§ **Task A**:
List the four headstalls that the page on Peruvian Paso saddle sets names in its description of the headgear.
§ **Task B**:
Carry on the page on Peruvian Paso saddle sets from the point where it stops.

§ **Passage provided**:
□ □ □ □ □ □ □
Timaru Star II Peruvian Paso Sets Page 2

This page attempts to show the most recent of the Peruvian Paso saddles: P4 and P5, and a glimpse of the mockup which can be thought of as P3.5.  The page is really a rehash of our Home Page as it appeared in May and early June of 2006.

In this first close-up picture we see the incredible intensity of the Peruvian Paso headgear.  There are four different headstalls: the Tapa Ojos (the thinnest, across the cheek, looped through the figure 8), the headstall of the bridle (with the heavy silver strap tip and the cut-brass 'swivel'), the gamarilla or nose plate (here sinew-colored), and the halter or Jaquima, which is outermost and has the pin-head and slide loop at the throat.  There are three different kinds of silver beads here, all of them handmade by Hill Tribes Silver--- and some of them customized by me.  This picture shows the detail even in the dark brown thread buttons at the sides of the beads.  All my braided buttons are essentially braided twice: once to put them on and once to tighten.  At this scale, I find it impossible to do them tight the first time around: they mush together unrecognizably and cannot be done correctly.  So it takes weeks...  Now you can believe that the headgear and braidwork take as much or more time than the saddle!  By the way, I've repainted the eyes on the palomino.

This is the fifth complete Peruvian Paso set the TSII has built, and, as we have done with our Western saddles (and are trying to do with the Silver Parade sets) I want to number them chronologically.  With a few blushes towards earlier efforts at lettering (call it a false start), we have settled on plain 'P' as the indicator.  You can compare Timaru Star II #P5 with the previous four by seeing #P1, P2 & P3 on the Peruvian page and #P4 on Sneak Peeks.  From the start I knew I wanted #P5 to be a very dark brown with an abundance of silver, yet still use the Celtic tooling pattern which I so fell in love with.  TSII #P4 was started in December, and ran into January; and on its heels, flush with what I thought was success and inspiration, I started #P5.  Over one hundred grueling concentrated hours and a solid two months later, having repeated what I had just done twice before (remember P3.5, the mockup), I can truly say that the Peruvian Paso saddle set is the HARDEST piece I can make.  To quote Clavell's Aristotle Quance, "Me price is up!!"  As of the next Lottery, look for a serious increase.  Those who hold winning slots from my 2005 Lottery shall, of course, enjoy last year's prices.  :)  Believe you me, these pieces are worth it: quality does not cost so much as it pays.  You will not see detail like this anywhere else.  This is our twenty-eighth year of professional tackmaking!!  That kind of experience, skill and mastery is not to be had easily, quickly or cheaply.  If nowhere else, the model horse hobby gives a forum for the appreciation of those arts and crafts that are still handmade, the old fashioned way... increasingly rare... increasingly valuable.  Let me be the first to thank my long-suffering customers for their patience with this often slow artist... hopefully the results are worth it.
□ □ □ □ □ □ □
§ **Recorded information**:
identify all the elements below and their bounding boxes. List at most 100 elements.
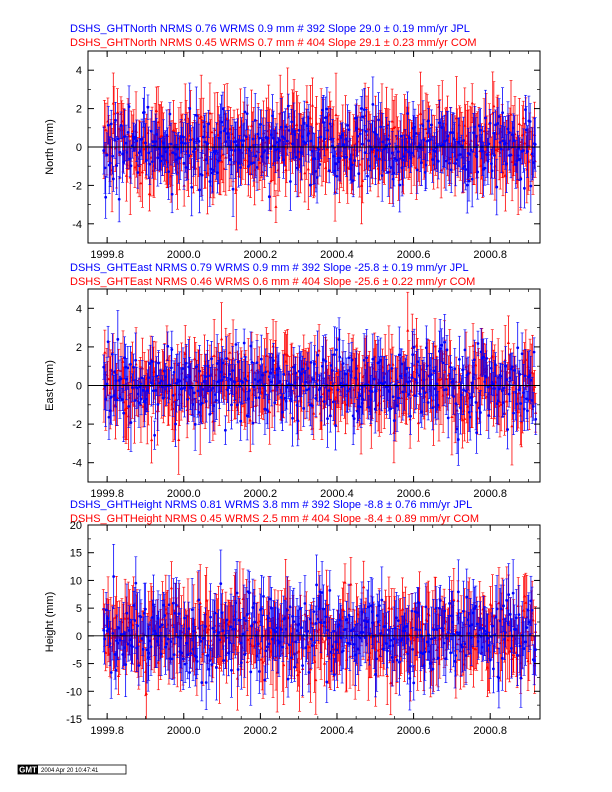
□ □ □ □ □ □ □
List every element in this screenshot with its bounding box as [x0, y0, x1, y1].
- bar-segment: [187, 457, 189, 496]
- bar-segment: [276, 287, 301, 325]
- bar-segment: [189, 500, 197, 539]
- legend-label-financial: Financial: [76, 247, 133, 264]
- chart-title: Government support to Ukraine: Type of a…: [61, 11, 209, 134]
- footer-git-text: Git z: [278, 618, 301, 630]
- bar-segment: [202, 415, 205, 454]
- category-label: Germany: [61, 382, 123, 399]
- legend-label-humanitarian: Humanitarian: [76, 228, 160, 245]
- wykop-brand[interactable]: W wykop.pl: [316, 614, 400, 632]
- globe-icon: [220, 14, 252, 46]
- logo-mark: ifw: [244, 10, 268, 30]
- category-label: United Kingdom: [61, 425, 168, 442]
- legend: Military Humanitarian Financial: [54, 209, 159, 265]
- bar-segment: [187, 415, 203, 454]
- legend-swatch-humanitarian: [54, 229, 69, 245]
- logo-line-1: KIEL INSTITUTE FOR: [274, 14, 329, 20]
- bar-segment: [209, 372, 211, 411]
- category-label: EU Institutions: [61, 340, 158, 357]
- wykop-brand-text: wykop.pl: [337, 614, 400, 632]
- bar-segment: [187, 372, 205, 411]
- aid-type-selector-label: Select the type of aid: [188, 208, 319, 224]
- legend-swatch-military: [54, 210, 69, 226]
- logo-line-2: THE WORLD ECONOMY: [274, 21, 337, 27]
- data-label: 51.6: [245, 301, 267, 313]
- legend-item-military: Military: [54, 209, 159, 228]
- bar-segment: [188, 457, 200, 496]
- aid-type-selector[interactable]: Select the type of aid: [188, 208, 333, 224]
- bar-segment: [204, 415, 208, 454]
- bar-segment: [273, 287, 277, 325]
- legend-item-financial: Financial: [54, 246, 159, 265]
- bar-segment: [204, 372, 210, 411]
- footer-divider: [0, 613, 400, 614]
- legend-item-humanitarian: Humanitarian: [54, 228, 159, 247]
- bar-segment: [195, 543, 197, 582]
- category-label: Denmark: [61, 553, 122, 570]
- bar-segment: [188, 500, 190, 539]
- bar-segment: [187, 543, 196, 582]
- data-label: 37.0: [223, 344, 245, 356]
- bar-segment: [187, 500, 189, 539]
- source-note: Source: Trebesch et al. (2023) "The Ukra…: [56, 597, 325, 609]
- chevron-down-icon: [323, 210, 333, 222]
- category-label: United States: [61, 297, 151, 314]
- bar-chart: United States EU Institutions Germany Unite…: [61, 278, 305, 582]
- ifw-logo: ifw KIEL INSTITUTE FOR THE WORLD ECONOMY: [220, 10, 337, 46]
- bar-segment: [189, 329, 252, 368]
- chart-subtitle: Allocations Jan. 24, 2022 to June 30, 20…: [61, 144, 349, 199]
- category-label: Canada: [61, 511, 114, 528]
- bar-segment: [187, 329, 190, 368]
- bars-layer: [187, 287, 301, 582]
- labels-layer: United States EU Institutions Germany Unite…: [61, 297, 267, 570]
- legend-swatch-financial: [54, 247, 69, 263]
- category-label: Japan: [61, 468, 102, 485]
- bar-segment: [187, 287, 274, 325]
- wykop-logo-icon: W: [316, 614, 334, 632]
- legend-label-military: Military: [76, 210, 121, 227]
□ □ □ □ □ □ □
§ **Exercise answer A**:
- Tapa Ojos
- the headstall of the bridle
- gamarilla (nose plate)
- halter (Jaquima)

§ **Exercise answer B**:
Aren't these flowering trees great??  This is one occasion where I didn't want sunset or 'red' light...  One of #P5's most notable advances, and to my mind the most beautiful (certainly striking, and probably inauthentic) is the silver filigree on the Tapa Cola (tail cover) and the rear of the cantle.  This "encrusted silver" look, which I am quite pleased with!, took waa-ayy-aayy too much time... yet that's always the way of great detail!  This technology, first used on a Parade set, gives flashing and detailed silver at correct scale and, since it's Aluminum, it will never tarnish.  Being held on with uncounted handcut prongs, all of which pierce the leather and are bent through behind, it will never drop off.  You have to line the tapa cola, not so much to protect the horse as to protect the owner!... trusting to glue... but the method is flexible, so it allows the tapa cola to bend.  It was only then I realized that REAL Tapa Colas laden with that much silver could not possibly bend!  So forgive me for the fanaticism of a true silver-brain.  Yes, it really is a Celtic design... another excess I can only put down to artist enthusiasm, for I very much doubt there is much connection between the two cultures.

Another part of #P5 that is a first is the stirrups or "Estribos."  Kudos to the sharp viewer who figured out they weren't Rio Rondo.  They are heavily customized RDLCs (Jennifer Harris), available from Alison Benuish.  Credit goes to Lori Daniels for warning me to heat up pewter before I bent it.  This trick worked and I hammered the flat sides of these stirrups closer to the correct curve.  The Peruvian stirrups "wrap around the belly."  What with the hammering and filing, all surface detail was lost.. and Peruvian Estribos don't have solid metal detail on the sides anyway, only the straps or bars that encircle the wooden shape, (and metal caps and tips).  (Think of English stirrups.)  I chose to simulate this wood with leather, and painted the insides with Edge Coat.  The Edge Coat turned out much easier than my earlier trick of leather dye, blush.  Sometimes I am ashamed at how much work it takes for me to find the easier way...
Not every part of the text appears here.